> _Stated goal_
Write out every line below that includes the word "dann".

> _Records supplied_

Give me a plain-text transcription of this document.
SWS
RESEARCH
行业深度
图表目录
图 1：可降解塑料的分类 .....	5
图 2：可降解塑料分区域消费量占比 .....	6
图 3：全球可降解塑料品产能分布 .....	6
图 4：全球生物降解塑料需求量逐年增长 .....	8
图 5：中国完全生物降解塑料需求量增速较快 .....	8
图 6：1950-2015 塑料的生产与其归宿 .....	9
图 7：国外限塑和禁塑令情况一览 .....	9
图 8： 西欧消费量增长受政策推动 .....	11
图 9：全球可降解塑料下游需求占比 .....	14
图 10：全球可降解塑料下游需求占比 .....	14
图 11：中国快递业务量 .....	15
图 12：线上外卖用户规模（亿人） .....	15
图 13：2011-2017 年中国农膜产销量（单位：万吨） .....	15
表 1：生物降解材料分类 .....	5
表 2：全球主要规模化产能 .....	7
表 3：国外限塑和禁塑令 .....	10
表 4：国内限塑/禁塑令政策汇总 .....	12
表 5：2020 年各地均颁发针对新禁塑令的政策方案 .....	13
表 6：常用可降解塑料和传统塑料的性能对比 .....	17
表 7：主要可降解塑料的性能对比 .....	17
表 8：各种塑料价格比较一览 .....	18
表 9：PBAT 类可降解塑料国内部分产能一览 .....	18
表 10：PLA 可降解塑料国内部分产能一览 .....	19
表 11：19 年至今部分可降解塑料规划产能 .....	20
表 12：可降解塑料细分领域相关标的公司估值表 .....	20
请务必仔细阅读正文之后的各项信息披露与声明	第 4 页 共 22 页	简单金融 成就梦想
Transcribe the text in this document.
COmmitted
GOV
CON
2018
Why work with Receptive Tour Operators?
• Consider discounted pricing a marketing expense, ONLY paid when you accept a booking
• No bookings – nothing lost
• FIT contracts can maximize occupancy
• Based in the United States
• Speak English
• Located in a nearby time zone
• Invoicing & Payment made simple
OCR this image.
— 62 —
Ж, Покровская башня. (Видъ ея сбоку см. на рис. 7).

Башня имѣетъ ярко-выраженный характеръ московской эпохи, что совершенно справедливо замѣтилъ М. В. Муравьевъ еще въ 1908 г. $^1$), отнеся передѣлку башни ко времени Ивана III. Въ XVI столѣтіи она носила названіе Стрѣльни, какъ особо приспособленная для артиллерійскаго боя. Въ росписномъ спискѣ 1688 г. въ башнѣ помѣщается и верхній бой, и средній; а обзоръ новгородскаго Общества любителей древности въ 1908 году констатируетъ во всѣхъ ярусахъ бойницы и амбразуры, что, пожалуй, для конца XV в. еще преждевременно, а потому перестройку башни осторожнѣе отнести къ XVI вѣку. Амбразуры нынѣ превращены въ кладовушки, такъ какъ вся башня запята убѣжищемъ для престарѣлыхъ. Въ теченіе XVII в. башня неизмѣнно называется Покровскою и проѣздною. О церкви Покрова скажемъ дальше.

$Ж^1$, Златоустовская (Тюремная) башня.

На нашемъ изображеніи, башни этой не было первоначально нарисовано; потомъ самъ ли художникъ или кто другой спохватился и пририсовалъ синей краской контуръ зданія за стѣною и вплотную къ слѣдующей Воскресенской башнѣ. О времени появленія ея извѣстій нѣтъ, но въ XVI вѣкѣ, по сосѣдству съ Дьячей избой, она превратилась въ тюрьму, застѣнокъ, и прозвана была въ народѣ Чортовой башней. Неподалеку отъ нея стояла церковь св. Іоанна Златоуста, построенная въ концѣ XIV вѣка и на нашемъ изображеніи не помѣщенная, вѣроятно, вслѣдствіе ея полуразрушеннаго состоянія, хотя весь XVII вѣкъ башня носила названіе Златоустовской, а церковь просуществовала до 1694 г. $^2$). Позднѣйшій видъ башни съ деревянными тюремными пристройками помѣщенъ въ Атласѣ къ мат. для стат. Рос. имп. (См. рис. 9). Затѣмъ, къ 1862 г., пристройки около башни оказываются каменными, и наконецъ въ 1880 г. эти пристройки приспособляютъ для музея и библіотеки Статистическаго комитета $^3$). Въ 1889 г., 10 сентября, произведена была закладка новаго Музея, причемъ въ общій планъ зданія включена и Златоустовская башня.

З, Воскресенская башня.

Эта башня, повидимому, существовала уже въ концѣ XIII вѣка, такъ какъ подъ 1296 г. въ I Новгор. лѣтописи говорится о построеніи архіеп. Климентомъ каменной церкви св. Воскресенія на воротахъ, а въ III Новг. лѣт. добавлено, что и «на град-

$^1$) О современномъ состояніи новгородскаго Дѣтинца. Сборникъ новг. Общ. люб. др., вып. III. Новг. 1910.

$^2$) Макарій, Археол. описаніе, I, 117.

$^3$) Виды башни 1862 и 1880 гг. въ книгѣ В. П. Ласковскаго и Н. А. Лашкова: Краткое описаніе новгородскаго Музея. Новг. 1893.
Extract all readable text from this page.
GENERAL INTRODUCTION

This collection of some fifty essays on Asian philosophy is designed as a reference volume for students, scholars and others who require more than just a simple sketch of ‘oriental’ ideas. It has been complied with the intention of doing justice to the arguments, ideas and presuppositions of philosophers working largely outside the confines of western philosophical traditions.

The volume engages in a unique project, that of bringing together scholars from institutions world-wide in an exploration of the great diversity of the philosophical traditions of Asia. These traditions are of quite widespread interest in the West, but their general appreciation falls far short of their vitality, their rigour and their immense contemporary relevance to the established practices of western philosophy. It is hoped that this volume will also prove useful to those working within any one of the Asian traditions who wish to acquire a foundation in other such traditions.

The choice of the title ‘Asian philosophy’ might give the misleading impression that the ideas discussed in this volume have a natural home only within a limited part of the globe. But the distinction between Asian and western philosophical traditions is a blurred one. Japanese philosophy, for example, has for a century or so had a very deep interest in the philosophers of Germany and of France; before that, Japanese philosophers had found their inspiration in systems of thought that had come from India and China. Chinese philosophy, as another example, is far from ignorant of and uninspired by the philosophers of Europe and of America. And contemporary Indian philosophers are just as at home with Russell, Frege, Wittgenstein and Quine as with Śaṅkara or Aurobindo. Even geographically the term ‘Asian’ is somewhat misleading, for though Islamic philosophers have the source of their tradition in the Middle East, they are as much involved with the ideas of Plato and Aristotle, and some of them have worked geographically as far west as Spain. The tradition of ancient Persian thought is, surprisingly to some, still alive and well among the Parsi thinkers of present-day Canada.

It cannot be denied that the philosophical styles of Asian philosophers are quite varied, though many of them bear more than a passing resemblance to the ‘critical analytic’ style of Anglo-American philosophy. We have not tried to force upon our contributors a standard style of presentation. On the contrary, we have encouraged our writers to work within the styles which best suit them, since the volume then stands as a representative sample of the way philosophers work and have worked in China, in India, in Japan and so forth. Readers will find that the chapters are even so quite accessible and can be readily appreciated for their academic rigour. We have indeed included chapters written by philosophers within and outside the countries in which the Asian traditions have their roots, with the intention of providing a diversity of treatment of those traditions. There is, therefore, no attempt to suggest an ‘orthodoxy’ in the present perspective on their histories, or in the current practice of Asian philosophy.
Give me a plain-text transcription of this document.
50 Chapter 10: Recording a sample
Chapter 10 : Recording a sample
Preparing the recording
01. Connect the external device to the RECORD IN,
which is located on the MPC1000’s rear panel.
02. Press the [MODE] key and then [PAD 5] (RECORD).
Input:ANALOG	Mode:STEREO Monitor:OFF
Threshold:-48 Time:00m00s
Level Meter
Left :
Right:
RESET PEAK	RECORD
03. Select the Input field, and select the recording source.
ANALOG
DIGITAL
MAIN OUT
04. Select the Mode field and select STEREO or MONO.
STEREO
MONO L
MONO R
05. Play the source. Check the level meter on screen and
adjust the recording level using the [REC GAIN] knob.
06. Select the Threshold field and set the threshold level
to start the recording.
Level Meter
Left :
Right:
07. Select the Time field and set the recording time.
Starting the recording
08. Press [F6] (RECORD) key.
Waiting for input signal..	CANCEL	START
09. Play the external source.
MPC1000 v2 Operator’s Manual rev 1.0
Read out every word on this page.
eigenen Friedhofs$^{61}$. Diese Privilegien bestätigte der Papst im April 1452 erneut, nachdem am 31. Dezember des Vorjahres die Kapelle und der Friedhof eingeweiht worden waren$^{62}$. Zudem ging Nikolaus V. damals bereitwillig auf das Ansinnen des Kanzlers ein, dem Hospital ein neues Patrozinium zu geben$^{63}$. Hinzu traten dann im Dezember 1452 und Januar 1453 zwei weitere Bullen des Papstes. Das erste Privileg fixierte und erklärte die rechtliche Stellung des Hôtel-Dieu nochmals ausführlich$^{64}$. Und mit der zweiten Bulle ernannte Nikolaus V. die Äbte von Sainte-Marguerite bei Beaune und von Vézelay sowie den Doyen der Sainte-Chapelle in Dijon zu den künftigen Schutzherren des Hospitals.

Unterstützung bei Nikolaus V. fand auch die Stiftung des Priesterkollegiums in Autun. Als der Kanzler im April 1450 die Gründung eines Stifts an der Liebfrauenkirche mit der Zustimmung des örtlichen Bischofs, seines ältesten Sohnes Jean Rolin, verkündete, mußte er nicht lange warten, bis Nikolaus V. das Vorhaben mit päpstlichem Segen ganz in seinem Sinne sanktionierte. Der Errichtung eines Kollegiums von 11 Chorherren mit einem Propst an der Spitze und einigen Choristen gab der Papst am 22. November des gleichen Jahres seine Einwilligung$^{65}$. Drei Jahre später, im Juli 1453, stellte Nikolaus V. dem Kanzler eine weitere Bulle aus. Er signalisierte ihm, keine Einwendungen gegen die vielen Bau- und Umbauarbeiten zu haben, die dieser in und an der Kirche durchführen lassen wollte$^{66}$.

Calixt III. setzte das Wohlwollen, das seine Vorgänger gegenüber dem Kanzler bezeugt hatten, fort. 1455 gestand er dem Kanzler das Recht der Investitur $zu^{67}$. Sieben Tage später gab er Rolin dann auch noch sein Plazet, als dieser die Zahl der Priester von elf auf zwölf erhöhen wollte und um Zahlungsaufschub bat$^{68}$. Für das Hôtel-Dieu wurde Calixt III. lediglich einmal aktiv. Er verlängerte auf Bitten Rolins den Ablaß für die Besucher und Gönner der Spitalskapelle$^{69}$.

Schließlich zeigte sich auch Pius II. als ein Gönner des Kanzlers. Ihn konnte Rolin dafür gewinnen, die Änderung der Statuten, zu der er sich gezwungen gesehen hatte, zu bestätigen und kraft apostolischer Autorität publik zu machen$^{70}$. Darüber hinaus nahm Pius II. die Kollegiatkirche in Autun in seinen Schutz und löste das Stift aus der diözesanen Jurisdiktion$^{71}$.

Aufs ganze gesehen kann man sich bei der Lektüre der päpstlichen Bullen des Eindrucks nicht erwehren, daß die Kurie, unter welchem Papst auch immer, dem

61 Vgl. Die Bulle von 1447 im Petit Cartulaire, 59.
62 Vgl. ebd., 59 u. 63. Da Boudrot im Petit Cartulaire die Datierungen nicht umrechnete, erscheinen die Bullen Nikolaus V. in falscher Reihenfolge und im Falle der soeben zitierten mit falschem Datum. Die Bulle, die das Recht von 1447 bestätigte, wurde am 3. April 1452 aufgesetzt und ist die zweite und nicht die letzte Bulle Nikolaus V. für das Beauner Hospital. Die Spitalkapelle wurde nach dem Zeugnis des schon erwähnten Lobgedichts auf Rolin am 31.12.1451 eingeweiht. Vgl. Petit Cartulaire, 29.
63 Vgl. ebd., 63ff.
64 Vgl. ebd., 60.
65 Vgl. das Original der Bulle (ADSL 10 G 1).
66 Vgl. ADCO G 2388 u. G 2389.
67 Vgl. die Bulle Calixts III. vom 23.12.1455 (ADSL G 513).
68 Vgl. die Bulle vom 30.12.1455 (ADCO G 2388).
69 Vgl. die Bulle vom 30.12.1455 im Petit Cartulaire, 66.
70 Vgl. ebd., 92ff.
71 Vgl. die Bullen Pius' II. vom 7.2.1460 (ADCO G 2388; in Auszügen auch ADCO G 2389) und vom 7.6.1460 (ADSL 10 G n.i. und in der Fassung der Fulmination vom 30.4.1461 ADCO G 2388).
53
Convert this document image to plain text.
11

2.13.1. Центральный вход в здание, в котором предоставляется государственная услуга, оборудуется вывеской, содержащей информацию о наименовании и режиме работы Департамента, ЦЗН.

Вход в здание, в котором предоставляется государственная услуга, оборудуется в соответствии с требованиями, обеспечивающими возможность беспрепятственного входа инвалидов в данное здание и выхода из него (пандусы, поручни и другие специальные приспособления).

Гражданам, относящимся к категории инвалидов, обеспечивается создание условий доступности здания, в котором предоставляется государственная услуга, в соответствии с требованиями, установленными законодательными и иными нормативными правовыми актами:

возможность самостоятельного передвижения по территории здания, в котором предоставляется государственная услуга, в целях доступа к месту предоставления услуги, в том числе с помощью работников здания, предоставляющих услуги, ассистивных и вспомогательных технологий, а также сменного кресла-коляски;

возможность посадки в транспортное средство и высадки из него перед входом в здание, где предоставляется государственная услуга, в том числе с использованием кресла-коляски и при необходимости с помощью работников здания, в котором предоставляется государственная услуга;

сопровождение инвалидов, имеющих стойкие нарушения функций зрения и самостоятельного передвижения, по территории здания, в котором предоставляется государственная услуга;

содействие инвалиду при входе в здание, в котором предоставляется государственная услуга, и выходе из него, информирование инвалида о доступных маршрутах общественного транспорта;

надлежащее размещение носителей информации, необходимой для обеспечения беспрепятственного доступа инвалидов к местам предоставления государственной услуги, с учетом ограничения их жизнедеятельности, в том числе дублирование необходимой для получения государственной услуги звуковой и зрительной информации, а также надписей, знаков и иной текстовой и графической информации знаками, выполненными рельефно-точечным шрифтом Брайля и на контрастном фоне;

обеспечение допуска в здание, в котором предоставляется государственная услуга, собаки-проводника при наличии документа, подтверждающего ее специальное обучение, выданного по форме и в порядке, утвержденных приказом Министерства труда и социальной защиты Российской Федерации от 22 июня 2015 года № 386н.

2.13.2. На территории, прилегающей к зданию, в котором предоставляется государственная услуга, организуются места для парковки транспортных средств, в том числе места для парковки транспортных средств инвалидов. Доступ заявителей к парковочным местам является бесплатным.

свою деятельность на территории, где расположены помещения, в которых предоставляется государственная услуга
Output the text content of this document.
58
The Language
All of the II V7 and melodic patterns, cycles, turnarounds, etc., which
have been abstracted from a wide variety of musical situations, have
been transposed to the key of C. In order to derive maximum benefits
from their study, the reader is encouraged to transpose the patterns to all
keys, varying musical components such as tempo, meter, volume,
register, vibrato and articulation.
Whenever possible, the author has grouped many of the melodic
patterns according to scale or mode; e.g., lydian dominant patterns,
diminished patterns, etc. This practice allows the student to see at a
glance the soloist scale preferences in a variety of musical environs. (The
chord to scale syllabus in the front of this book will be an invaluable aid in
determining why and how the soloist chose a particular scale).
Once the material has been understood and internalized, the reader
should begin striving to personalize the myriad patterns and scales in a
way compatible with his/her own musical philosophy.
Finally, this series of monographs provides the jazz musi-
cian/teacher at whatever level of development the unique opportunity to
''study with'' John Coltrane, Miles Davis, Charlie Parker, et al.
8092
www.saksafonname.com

> _Answer to this exercise_
eigenen Friedhofs$^{61}$. Diese Privilegien bestätigte der Papst im April 1452 erneut, nachdem am 31. Dezember des Vorjahres die Kapelle und der Friedhof eingeweiht worden waren$^{62}$. Zudem ging Nikolaus V. damals bereitwillig auf das Ansinnen des Kanzlers ein, dem Hospital ein neues Patrozinium zu geben$^{63}$. Hinzu traten dann im Dezember 1452 und Januar 1453 zwei weitere Bullen des Papstes. Das erste Privileg fixierte und erklärte die rechtliche Stellung des Hôtel-Dieu nochmals ausführlich$^{64}$. Und mit der zweiten Bulle ernannte Nikolaus V. die Äbte von Sainte-Marguerite bei Beaune und von Vézelay sowie den Doyen der Sainte-Chapelle in Dijon zu den künftigen Schutzherren des Hospitals.
Calixt III. setzte das Wohlwollen, das seine Vorgänger gegenüber dem Kanzler bezeugt hatten, fort. 1455 gestand er dem Kanzler das Recht der Investitur $zu^{67}$. Sieben Tage später gab er Rolin dann auch noch sein Plazet, als dieser die Zahl der Priester von elf auf zwölf erhöhen wollte und um Zahlungsaufschub bat$^{68}$. Für das Hôtel-Dieu wurde Calixt III. lediglich einmal aktiv. Er verlängerte auf Bitten Rolins den Ablaß für die Besucher und Gönner der Spitalskapelle$^{69}$.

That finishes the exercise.